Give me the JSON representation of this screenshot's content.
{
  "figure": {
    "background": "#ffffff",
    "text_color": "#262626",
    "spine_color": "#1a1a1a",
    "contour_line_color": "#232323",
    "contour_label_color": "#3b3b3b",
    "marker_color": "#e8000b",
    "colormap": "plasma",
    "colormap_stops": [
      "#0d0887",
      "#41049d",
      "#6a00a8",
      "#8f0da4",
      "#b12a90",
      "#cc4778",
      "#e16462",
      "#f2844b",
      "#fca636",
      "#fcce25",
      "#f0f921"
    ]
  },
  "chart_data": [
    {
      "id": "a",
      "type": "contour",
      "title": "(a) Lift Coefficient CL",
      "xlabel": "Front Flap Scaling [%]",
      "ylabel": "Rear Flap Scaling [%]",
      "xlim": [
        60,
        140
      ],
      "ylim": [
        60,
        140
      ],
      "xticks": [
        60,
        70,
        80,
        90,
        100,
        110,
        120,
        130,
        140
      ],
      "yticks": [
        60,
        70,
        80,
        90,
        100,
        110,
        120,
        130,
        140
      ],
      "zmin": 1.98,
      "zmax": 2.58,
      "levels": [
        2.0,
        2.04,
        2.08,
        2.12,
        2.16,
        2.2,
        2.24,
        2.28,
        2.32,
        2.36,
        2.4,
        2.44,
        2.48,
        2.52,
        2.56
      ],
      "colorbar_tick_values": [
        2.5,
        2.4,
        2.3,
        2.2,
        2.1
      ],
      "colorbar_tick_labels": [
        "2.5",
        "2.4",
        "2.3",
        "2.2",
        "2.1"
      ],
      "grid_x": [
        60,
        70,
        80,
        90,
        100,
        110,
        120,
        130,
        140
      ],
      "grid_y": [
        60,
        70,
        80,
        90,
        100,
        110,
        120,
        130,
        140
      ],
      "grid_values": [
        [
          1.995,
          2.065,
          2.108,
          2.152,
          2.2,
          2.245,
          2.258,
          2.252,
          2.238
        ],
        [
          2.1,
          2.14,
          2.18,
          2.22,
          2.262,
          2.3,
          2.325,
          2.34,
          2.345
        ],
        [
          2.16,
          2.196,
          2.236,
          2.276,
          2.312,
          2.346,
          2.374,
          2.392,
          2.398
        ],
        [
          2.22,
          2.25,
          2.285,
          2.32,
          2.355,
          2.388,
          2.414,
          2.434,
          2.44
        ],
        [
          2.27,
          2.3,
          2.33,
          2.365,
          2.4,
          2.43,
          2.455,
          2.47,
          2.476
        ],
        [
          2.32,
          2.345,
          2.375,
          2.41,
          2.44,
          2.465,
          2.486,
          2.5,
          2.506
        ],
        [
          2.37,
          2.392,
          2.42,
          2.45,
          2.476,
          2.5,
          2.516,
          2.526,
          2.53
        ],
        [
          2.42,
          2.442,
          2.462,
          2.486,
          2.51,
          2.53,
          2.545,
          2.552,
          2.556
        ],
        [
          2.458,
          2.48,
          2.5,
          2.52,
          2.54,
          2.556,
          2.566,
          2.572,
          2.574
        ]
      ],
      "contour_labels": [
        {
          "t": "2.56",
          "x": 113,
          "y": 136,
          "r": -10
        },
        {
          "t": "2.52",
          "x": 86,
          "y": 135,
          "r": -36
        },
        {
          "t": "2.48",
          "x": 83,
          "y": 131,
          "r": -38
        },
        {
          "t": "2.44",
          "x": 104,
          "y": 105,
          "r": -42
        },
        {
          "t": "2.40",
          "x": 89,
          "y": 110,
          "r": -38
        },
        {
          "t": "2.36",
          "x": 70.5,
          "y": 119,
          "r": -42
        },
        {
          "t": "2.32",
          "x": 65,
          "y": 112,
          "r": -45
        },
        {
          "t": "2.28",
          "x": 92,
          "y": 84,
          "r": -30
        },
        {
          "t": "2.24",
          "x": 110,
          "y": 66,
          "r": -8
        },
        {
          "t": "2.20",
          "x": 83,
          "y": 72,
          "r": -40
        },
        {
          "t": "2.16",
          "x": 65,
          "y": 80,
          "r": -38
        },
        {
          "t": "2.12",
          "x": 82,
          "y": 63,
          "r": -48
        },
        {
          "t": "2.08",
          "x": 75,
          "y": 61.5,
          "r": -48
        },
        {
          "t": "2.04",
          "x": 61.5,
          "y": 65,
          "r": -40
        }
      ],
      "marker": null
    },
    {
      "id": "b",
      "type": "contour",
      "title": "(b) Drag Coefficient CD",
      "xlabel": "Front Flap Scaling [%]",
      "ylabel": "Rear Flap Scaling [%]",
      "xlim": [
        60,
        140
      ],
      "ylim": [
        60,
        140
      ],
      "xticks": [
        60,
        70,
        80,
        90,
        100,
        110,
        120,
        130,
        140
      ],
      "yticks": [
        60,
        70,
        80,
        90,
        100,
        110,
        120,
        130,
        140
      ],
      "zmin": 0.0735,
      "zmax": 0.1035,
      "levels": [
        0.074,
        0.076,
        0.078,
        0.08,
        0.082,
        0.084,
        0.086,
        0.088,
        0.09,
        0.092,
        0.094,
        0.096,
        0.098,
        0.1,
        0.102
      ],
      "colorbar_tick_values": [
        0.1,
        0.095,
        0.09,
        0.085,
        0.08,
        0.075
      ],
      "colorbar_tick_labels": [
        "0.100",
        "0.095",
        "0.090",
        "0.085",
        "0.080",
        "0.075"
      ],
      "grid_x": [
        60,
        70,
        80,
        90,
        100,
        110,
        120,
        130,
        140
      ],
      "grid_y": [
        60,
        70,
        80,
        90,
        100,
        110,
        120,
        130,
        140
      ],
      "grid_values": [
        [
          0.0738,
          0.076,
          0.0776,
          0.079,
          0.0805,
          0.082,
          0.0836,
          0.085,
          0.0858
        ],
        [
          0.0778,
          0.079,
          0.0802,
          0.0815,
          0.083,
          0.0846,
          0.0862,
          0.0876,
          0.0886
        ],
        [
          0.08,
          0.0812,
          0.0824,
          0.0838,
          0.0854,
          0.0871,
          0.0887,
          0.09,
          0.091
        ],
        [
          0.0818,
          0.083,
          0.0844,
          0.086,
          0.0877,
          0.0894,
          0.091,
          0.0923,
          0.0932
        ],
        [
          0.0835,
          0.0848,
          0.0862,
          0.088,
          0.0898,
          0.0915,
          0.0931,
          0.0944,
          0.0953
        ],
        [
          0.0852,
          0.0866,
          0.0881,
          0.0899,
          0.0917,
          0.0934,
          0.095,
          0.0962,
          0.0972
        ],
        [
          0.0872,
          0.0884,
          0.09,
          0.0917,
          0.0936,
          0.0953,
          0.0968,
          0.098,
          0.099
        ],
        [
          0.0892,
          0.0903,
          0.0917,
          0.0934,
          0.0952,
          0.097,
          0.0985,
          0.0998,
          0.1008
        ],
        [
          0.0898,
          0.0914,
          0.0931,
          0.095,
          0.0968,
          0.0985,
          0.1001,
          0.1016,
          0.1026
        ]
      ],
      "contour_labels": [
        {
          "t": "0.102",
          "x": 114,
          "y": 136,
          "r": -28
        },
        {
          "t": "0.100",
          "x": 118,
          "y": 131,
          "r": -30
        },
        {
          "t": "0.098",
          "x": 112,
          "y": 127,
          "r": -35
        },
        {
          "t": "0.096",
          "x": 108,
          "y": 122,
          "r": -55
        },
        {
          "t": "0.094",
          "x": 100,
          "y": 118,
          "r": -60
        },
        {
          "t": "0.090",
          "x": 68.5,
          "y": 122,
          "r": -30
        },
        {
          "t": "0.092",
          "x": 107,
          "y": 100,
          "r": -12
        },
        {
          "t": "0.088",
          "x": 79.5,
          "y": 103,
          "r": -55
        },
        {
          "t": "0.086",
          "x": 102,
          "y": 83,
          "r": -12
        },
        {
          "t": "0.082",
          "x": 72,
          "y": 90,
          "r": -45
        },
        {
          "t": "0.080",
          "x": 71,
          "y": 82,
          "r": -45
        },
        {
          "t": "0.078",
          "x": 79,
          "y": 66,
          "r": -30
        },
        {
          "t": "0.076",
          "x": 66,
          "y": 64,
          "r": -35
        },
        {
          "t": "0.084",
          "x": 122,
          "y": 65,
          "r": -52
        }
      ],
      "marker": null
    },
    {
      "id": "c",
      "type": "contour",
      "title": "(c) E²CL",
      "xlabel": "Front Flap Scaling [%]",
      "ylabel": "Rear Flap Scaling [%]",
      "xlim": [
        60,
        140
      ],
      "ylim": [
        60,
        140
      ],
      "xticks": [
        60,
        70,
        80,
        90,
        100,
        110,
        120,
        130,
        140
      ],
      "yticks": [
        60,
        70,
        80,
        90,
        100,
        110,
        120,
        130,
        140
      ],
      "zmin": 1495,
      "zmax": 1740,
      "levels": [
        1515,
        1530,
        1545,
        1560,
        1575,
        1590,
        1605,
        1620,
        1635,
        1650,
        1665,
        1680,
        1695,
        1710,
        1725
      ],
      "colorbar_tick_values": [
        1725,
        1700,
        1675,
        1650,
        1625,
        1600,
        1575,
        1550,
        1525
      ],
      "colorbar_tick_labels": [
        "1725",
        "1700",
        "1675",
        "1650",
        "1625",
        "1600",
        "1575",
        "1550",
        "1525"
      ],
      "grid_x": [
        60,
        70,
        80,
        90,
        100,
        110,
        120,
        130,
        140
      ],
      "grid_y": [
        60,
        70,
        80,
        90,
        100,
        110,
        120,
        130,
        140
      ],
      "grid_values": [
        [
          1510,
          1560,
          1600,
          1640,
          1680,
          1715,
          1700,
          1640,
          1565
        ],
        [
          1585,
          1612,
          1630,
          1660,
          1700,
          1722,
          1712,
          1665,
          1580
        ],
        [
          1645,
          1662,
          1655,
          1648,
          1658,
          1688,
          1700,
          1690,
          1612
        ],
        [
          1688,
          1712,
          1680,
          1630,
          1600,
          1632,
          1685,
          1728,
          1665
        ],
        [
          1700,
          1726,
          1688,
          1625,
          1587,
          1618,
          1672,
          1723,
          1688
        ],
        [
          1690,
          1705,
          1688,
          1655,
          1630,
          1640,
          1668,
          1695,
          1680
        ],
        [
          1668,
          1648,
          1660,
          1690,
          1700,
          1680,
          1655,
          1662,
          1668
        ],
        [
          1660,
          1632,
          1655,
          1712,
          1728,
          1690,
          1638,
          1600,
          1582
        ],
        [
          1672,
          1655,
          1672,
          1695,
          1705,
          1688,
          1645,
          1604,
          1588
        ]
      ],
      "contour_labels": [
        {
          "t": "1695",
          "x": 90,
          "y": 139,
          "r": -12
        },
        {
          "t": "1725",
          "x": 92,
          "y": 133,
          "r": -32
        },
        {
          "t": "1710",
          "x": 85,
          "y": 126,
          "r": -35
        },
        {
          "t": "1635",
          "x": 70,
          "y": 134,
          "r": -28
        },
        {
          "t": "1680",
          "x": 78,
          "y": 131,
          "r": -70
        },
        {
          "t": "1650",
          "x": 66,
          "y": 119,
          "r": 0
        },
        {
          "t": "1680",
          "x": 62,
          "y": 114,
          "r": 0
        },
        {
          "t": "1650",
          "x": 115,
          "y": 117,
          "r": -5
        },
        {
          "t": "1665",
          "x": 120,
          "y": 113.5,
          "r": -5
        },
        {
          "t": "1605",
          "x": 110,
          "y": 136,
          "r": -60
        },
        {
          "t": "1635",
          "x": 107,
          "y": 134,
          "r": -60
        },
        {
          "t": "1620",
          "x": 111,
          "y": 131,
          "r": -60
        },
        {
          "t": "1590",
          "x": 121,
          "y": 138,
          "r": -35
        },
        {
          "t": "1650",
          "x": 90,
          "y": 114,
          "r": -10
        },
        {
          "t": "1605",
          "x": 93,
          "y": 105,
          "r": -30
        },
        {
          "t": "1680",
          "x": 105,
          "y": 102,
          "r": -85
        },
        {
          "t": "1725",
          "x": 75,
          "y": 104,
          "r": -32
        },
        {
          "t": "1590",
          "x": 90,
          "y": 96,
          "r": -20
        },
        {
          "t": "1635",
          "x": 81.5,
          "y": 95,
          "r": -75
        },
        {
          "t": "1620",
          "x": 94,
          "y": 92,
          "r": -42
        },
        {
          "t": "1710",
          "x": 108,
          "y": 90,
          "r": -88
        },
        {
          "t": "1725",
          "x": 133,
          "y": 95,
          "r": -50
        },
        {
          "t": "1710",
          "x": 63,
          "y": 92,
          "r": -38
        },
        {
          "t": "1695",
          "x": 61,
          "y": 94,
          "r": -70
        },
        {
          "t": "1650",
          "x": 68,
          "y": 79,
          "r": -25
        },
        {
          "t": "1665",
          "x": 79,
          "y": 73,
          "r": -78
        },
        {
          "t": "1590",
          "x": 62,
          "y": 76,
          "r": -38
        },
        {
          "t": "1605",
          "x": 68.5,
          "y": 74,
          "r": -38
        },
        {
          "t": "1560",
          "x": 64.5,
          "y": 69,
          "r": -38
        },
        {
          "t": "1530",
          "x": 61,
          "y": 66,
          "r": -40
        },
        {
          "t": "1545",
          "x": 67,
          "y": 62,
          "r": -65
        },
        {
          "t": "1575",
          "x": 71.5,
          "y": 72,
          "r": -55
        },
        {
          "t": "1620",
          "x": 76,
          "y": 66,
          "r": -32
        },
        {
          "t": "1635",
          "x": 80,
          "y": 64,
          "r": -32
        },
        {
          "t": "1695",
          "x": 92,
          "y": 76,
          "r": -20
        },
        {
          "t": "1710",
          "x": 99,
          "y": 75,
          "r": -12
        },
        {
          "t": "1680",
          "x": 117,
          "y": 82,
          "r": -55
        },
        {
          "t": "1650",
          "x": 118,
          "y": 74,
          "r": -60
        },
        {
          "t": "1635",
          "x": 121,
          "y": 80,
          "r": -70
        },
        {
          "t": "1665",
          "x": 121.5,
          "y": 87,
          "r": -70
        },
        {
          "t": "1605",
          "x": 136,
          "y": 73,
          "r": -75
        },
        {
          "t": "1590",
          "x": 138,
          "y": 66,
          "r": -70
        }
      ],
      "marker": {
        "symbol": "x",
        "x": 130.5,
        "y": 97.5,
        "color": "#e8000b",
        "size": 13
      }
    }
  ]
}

══════

**Objective:** Return every line containing "Coefficient".

**Task solution:**
      "title": "(a) Lift Coefficient CL",
      "title": "(b) Drag Coefficient CD",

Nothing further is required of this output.